* **What is being asked**
Return each line that holds the word "CAUSA".
<<<<
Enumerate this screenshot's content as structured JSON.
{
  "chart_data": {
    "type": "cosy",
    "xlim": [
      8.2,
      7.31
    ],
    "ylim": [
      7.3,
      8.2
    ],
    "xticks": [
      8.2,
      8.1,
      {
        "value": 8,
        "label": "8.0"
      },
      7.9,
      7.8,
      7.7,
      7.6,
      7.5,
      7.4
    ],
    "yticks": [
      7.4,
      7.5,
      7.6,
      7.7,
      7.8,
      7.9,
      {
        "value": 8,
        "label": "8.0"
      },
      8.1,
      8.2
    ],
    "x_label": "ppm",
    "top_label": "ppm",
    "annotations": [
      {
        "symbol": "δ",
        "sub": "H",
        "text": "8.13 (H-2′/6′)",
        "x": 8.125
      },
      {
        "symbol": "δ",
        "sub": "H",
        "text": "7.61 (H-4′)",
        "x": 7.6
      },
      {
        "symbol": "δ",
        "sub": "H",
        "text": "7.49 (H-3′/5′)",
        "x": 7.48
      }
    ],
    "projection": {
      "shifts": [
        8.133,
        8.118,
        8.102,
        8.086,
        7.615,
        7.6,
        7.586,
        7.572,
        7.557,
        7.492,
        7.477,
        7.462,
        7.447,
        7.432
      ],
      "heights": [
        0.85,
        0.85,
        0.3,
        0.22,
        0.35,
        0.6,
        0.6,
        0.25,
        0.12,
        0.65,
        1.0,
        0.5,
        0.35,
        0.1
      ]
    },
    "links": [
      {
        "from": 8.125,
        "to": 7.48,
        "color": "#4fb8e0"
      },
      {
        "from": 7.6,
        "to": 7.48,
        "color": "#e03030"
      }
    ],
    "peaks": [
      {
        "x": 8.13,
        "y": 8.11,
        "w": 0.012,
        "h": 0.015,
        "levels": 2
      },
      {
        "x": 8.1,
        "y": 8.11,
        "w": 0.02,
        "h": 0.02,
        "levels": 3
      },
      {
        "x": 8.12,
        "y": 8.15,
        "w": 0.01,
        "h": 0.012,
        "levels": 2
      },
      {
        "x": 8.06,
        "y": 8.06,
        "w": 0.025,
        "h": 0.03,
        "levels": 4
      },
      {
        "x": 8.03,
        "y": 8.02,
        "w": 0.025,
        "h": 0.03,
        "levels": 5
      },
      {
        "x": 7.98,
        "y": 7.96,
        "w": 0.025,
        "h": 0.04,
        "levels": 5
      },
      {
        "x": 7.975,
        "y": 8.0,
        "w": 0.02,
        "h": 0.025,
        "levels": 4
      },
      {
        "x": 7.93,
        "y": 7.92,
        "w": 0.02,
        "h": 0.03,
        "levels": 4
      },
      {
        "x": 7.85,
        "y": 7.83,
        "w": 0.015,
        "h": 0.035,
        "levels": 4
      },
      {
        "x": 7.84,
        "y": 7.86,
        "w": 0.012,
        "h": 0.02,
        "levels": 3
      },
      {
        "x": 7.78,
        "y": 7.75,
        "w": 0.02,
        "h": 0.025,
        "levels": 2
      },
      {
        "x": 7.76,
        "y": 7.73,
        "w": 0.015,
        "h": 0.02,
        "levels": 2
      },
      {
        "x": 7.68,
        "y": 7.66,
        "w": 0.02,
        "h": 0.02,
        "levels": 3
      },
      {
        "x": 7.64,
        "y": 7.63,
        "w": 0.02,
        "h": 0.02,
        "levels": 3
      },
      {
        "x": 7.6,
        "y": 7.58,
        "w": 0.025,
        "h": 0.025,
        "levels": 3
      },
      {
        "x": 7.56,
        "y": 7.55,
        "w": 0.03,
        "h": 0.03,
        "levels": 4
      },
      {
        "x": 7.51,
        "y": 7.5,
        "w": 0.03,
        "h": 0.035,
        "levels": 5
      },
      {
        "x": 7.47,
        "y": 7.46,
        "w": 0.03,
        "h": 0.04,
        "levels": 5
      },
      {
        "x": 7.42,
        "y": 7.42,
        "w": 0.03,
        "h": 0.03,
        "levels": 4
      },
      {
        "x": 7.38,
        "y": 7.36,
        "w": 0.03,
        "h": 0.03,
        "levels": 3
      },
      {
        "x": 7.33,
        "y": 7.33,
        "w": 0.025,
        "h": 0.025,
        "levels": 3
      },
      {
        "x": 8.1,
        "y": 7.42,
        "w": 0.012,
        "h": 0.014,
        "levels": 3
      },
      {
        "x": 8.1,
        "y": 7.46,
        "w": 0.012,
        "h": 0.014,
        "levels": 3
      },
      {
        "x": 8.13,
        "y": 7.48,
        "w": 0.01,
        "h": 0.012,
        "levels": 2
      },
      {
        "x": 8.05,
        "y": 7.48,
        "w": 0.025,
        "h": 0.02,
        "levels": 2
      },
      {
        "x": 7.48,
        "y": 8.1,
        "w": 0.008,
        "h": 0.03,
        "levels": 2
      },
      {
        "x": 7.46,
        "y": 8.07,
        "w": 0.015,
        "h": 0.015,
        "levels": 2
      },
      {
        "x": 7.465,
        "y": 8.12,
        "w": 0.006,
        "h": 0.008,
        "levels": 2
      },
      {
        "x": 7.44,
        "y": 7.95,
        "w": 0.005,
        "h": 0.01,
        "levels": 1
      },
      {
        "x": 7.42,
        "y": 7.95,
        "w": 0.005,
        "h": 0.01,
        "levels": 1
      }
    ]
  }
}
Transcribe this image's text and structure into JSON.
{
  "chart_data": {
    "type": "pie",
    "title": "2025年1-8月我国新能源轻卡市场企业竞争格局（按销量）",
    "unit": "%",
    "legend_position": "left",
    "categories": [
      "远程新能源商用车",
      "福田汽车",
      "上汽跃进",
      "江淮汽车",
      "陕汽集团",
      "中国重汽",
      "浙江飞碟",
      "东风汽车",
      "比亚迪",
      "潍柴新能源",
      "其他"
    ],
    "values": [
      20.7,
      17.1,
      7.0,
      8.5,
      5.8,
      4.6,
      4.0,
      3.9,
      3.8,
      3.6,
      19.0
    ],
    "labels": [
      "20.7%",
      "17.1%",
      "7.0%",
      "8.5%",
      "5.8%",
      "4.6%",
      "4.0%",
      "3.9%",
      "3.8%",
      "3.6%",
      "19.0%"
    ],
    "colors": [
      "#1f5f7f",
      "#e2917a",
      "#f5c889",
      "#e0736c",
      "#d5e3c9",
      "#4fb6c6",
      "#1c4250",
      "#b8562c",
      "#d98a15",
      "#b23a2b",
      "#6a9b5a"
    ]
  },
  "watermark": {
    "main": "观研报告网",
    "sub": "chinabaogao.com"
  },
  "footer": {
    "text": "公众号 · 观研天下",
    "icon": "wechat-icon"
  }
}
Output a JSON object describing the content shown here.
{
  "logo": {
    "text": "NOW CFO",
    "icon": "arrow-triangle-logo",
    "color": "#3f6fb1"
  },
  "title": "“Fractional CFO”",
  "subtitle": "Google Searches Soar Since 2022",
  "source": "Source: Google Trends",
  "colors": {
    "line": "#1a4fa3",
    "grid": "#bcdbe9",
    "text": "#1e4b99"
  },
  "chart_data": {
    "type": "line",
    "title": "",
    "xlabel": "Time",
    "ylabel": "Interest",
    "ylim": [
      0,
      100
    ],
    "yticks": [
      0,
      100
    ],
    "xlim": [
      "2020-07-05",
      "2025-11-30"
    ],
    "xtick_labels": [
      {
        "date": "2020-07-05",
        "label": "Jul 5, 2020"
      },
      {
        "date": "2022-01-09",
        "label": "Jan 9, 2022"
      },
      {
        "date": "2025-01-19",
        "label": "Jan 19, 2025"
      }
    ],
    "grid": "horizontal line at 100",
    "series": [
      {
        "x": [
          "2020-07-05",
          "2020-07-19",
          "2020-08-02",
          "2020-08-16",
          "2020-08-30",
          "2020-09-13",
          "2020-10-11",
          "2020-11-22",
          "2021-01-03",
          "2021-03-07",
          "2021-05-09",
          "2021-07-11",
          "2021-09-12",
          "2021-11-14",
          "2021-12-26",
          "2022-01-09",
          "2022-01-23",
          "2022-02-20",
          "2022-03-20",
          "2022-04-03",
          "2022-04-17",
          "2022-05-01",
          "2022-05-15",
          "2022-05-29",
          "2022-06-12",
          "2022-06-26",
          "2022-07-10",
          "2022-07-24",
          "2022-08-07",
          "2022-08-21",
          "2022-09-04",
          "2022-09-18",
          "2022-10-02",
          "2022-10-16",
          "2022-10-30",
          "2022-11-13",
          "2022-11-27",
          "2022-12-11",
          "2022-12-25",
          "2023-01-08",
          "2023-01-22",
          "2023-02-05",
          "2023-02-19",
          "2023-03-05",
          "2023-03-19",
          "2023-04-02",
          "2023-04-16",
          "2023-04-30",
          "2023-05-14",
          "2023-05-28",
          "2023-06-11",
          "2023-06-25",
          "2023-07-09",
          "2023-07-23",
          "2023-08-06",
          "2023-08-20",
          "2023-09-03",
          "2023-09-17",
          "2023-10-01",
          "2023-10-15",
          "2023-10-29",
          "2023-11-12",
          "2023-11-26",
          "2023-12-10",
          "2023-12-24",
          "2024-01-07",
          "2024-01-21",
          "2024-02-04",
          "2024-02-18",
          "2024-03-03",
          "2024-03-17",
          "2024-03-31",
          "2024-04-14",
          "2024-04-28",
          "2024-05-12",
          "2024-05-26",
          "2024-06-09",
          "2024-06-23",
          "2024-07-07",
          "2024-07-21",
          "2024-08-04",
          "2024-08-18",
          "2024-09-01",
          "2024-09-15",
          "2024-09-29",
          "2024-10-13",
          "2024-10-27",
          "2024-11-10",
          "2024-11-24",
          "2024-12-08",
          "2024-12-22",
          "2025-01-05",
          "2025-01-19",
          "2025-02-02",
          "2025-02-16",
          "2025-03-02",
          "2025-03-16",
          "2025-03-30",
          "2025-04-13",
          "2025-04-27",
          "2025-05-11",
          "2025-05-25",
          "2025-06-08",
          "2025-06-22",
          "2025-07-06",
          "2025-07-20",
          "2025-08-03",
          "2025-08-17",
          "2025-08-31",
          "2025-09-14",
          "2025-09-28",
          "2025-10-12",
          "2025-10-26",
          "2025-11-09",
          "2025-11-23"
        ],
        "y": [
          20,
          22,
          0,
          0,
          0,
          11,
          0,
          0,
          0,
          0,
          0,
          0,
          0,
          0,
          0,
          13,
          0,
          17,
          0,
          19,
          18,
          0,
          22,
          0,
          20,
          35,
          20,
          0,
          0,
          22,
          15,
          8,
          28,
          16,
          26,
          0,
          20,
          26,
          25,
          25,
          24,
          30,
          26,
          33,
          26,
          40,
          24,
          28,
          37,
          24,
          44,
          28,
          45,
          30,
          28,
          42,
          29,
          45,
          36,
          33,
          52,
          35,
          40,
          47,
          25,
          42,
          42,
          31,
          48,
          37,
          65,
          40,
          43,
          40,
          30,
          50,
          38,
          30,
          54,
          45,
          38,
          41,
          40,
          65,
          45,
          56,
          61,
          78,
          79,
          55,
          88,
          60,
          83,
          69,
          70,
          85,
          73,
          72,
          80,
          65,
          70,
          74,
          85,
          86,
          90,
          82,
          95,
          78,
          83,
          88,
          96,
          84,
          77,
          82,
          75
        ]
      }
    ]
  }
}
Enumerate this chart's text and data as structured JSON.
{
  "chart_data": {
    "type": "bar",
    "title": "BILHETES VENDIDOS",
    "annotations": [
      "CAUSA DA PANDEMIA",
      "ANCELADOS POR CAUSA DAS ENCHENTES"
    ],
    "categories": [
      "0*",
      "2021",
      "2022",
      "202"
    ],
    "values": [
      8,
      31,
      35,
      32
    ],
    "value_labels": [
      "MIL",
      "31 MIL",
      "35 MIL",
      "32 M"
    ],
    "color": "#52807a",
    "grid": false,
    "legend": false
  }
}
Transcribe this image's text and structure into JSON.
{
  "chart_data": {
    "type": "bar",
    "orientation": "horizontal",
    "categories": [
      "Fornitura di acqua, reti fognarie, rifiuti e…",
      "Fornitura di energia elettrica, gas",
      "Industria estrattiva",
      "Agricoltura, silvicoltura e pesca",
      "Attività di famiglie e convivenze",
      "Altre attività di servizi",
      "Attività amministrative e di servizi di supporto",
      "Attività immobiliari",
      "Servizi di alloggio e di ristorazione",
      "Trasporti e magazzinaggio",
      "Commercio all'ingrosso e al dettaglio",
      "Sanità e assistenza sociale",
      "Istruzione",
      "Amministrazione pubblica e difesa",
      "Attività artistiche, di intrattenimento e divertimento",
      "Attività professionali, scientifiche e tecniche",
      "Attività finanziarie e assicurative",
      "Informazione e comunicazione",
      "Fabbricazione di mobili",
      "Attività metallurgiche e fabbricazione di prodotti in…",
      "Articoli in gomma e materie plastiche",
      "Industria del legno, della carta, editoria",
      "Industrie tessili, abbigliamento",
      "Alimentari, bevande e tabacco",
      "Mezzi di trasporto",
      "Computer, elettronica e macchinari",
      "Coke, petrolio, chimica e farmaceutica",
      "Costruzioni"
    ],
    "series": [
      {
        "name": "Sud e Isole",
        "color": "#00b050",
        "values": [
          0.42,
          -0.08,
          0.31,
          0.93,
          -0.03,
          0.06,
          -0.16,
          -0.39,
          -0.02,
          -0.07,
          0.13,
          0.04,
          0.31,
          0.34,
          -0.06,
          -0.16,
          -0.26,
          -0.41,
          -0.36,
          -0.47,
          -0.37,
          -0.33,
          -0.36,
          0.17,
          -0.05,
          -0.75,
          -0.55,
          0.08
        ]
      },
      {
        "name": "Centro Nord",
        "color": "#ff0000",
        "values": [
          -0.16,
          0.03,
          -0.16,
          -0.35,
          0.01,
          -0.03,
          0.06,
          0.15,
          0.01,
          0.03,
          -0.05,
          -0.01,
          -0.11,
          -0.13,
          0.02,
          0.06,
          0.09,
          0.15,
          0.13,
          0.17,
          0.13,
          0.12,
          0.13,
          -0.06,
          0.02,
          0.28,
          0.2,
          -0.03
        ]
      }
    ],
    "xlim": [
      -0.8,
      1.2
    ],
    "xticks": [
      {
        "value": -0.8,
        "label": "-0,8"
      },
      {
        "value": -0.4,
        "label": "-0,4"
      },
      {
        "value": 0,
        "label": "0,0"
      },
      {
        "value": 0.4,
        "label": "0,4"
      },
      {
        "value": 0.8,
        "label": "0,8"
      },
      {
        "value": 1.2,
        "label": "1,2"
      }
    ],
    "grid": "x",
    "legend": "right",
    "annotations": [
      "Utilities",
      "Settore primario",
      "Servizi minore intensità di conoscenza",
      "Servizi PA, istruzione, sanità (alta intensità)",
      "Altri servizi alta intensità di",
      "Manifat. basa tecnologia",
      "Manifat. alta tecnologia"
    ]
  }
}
>>>>
* **Output for this exercise**
      "CAUSA DA PANDEMIA",
      "ANCELADOS POR CAUSA DAS ENCHENTES"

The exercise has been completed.